> **Problem to work on**: Reproduce all entries precisely, down to the last character.

> **Stored records**:
+ + + +

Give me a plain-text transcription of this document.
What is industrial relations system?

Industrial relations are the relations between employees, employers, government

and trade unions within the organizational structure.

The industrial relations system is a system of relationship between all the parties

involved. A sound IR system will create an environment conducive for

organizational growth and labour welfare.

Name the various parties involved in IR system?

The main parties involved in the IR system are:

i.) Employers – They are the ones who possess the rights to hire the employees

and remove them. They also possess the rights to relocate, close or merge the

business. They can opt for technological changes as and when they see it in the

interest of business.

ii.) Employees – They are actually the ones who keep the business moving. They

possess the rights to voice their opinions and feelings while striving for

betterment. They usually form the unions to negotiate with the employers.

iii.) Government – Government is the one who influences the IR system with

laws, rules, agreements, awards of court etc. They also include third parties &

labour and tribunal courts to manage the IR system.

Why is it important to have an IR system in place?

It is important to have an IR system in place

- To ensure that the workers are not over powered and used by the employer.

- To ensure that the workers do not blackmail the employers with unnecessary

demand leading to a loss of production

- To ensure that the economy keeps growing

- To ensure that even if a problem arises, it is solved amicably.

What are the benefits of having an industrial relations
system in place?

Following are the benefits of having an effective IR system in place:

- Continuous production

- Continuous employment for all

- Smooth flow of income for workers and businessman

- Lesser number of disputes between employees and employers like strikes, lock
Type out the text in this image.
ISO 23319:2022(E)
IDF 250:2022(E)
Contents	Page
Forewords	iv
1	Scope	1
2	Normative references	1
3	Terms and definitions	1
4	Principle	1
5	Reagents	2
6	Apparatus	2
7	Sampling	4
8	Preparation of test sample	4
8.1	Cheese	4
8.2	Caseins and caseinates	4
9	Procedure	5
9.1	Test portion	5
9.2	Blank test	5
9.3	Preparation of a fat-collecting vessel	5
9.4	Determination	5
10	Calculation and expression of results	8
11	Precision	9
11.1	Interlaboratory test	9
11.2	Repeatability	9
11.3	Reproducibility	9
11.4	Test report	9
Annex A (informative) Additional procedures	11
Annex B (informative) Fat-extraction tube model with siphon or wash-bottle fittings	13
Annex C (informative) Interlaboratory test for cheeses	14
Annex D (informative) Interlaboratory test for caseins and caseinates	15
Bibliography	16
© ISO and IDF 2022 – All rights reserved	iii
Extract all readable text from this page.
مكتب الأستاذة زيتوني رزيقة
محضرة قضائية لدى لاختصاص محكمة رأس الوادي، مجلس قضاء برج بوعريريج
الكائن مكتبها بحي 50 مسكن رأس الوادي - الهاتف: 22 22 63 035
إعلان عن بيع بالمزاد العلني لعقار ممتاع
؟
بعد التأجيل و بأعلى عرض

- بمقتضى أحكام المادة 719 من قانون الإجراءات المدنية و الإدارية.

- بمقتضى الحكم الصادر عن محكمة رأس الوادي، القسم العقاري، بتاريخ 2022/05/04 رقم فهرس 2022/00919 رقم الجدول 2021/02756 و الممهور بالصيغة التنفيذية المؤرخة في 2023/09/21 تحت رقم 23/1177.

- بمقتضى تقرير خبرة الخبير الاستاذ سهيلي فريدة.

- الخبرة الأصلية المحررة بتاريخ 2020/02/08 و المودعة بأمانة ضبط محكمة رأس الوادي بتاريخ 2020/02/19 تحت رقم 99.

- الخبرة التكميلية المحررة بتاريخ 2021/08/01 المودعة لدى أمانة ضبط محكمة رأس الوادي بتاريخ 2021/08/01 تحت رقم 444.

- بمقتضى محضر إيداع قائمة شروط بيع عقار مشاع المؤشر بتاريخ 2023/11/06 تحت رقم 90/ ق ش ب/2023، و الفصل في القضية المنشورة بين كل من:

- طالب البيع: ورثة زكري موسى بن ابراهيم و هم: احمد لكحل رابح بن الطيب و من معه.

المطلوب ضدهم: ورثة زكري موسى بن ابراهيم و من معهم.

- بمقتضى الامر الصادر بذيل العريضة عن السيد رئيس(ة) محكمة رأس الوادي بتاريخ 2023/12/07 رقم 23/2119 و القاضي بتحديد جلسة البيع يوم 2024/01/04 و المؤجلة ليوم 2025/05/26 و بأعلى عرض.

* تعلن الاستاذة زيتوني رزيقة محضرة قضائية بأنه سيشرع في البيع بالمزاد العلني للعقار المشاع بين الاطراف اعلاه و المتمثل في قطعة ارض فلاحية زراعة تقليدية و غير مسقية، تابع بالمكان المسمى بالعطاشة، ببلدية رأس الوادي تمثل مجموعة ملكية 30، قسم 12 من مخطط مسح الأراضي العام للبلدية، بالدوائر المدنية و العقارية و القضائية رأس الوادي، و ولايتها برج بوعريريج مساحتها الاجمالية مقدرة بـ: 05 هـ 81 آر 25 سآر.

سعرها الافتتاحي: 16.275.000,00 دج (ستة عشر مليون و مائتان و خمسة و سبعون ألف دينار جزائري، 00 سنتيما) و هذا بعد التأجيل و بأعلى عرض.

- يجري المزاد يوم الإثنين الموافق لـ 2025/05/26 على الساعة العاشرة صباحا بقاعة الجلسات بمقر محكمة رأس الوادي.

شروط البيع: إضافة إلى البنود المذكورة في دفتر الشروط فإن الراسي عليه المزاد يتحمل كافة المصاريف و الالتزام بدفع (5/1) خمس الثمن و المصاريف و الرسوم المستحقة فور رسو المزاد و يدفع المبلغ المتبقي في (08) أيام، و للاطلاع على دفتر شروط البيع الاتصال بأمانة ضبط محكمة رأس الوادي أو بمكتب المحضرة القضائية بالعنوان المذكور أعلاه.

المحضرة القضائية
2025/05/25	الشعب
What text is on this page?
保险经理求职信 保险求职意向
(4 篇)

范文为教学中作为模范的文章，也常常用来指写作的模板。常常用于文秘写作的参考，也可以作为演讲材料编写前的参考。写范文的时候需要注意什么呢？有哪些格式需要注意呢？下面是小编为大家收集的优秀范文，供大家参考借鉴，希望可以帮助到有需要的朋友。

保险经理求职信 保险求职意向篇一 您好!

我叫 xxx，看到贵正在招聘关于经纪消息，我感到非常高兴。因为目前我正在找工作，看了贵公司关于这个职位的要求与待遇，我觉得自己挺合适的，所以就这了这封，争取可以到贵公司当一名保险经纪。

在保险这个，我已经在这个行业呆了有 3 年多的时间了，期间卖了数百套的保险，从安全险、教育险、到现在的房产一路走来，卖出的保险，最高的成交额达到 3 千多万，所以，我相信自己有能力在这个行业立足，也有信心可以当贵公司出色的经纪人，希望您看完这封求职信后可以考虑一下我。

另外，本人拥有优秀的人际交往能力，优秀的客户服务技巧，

+ + + +

> **Answer below**:
Give me a plain-text transcription of this document.
What is industrial relations system?

Industrial relations are the relations between employees, employers, government

and trade unions within the organizational structure.

The industrial relations system is a system of relationship between all the parties

involved. A sound IR system will create an environment conducive for

organizational growth and labour welfare.

Name the various parties involved in IR system?

The main parties involved in the IR system are:

i.) Employers – They are the ones who possess the rights to hire the employees

and remove them. They also possess the rights to relocate, close or merge the

business. They can opt for technological changes as and when they see it in the

interest of business.

ii.) Employees – They are actually the ones who keep the business moving. They

possess the rights to voice their opinions and feelings while striving for

betterment. They usually form the unions to negotiate with the employers.

iii.) Government – Government is the one who influences the IR system with

laws, rules, agreements, awards of court etc. They also include third parties &

labour and tribunal courts to manage the IR system.

Why is it important to have an IR system in place?

It is important to have an IR system in place

- To ensure that the workers are not over powered and used by the employer.

- To ensure that the workers do not blackmail the employers with unnecessary

demand leading to a loss of production

- To ensure that the economy keeps growing

- To ensure that even if a problem arises, it is solved amicably.

What are the benefits of having an industrial relations
system in place?

Following are the benefits of having an effective IR system in place:

- Continuous production

- Continuous employment for all

- Smooth flow of income for workers and businessman

- Lesser number of disputes between employees and employers like strikes, lock
Type out the text in this image.
ISO 23319:2022(E)
IDF 250:2022(E)
Contents	Page
Forewords	iv
1	Scope	1
2	Normative references	1
3	Terms and definitions	1
4	Principle	1
5	Reagents	2
6	Apparatus	2
7	Sampling	4
8	Preparation of test sample	4
8.1	Cheese	4
8.2	Caseins and caseinates	4
9	Procedure	5
9.1	Test portion	5
9.2	Blank test	5
9.3	Preparation of a fat-collecting vessel	5
9.4	Determination	5
10	Calculation and expression of results	8
11	Precision	9
11.1	Interlaboratory test	9
11.2	Repeatability	9
11.3	Reproducibility	9
11.4	Test report	9
Annex A (informative) Additional procedures	11
Annex B (informative) Fat-extraction tube model with siphon or wash-bottle fittings	13
Annex C (informative) Interlaboratory test for cheeses	14
Annex D (informative) Interlaboratory test for caseins and caseinates	15
Bibliography	16
© ISO and IDF 2022 – All rights reserved	iii
Extract all readable text from this page.
مكتب الأستاذة زيتوني رزيقة
محضرة قضائية لدى لاختصاص محكمة رأس الوادي، مجلس قضاء برج بوعريريج
الكائن مكتبها بحي 50 مسكن رأس الوادي - الهاتف: 22 22 63 035
إعلان عن بيع بالمزاد العلني لعقار ممتاع
؟
بعد التأجيل و بأعلى عرض

- بمقتضى أحكام المادة 719 من قانون الإجراءات المدنية و الإدارية.

- بمقتضى الحكم الصادر عن محكمة رأس الوادي، القسم العقاري، بتاريخ 2022/05/04 رقم فهرس 2022/00919 رقم الجدول 2021/02756 و الممهور بالصيغة التنفيذية المؤرخة في 2023/09/21 تحت رقم 23/1177.

- بمقتضى تقرير خبرة الخبير الاستاذ سهيلي فريدة.

- الخبرة الأصلية المحررة بتاريخ 2020/02/08 و المودعة بأمانة ضبط محكمة رأس الوادي بتاريخ 2020/02/19 تحت رقم 99.

- الخبرة التكميلية المحررة بتاريخ 2021/08/01 المودعة لدى أمانة ضبط محكمة رأس الوادي بتاريخ 2021/08/01 تحت رقم 444.

- بمقتضى محضر إيداع قائمة شروط بيع عقار مشاع المؤشر بتاريخ 2023/11/06 تحت رقم 90/ ق ش ب/2023، و الفصل في القضية المنشورة بين كل من:

- طالب البيع: ورثة زكري موسى بن ابراهيم و هم: احمد لكحل رابح بن الطيب و من معه.

المطلوب ضدهم: ورثة زكري موسى بن ابراهيم و من معهم.

- بمقتضى الامر الصادر بذيل العريضة عن السيد رئيس(ة) محكمة رأس الوادي بتاريخ 2023/12/07 رقم 23/2119 و القاضي بتحديد جلسة البيع يوم 2024/01/04 و المؤجلة ليوم 2025/05/26 و بأعلى عرض.

* تعلن الاستاذة زيتوني رزيقة محضرة قضائية بأنه سيشرع في البيع بالمزاد العلني للعقار المشاع بين الاطراف اعلاه و المتمثل في قطعة ارض فلاحية زراعة تقليدية و غير مسقية، تابع بالمكان المسمى بالعطاشة، ببلدية رأس الوادي تمثل مجموعة ملكية 30، قسم 12 من مخطط مسح الأراضي العام للبلدية، بالدوائر المدنية و العقارية و القضائية رأس الوادي، و ولايتها برج بوعريريج مساحتها الاجمالية مقدرة بـ: 05 هـ 81 آر 25 سآر.

سعرها الافتتاحي: 16.275.000,00 دج (ستة عشر مليون و مائتان و خمسة و سبعون ألف دينار جزائري، 00 سنتيما) و هذا بعد التأجيل و بأعلى عرض.

- يجري المزاد يوم الإثنين الموافق لـ 2025/05/26 على الساعة العاشرة صباحا بقاعة الجلسات بمقر محكمة رأس الوادي.

شروط البيع: إضافة إلى البنود المذكورة في دفتر الشروط فإن الراسي عليه المزاد يتحمل كافة المصاريف و الالتزام بدفع (5/1) خمس الثمن و المصاريف و الرسوم المستحقة فور رسو المزاد و يدفع المبلغ المتبقي في (08) أيام، و للاطلاع على دفتر شروط البيع الاتصال بأمانة ضبط محكمة رأس الوادي أو بمكتب المحضرة القضائية بالعنوان المذكور أعلاه.

المحضرة القضائية
2025/05/25	الشعب
What text is on this page?
保险经理求职信 保险求职意向
(4 篇)

范文为教学中作为模范的文章，也常常用来指写作的模板。常常用于文秘写作的参考，也可以作为演讲材料编写前的参考。写范文的时候需要注意什么呢？有哪些格式需要注意呢？下面是小编为大家收集的优秀范文，供大家参考借鉴，希望可以帮助到有需要的朋友。

保险经理求职信 保险求职意向篇一 您好!

我叫 xxx，看到贵正在招聘关于经纪消息，我感到非常高兴。因为目前我正在找工作，看了贵公司关于这个职位的要求与待遇，我觉得自己挺合适的，所以就这了这封，争取可以到贵公司当一名保险经纪。

在保险这个，我已经在这个行业呆了有 3 年多的时间了，期间卖了数百套的保险，从安全险、教育险、到现在的房产一路走来，卖出的保险，最高的成交额达到 3 千多万，所以，我相信自己有能力在这个行业立足，也有信心可以当贵公司出色的经纪人，希望您看完这封求职信后可以考虑一下我。

另外，本人拥有优秀的人际交往能力，优秀的客户服务技巧，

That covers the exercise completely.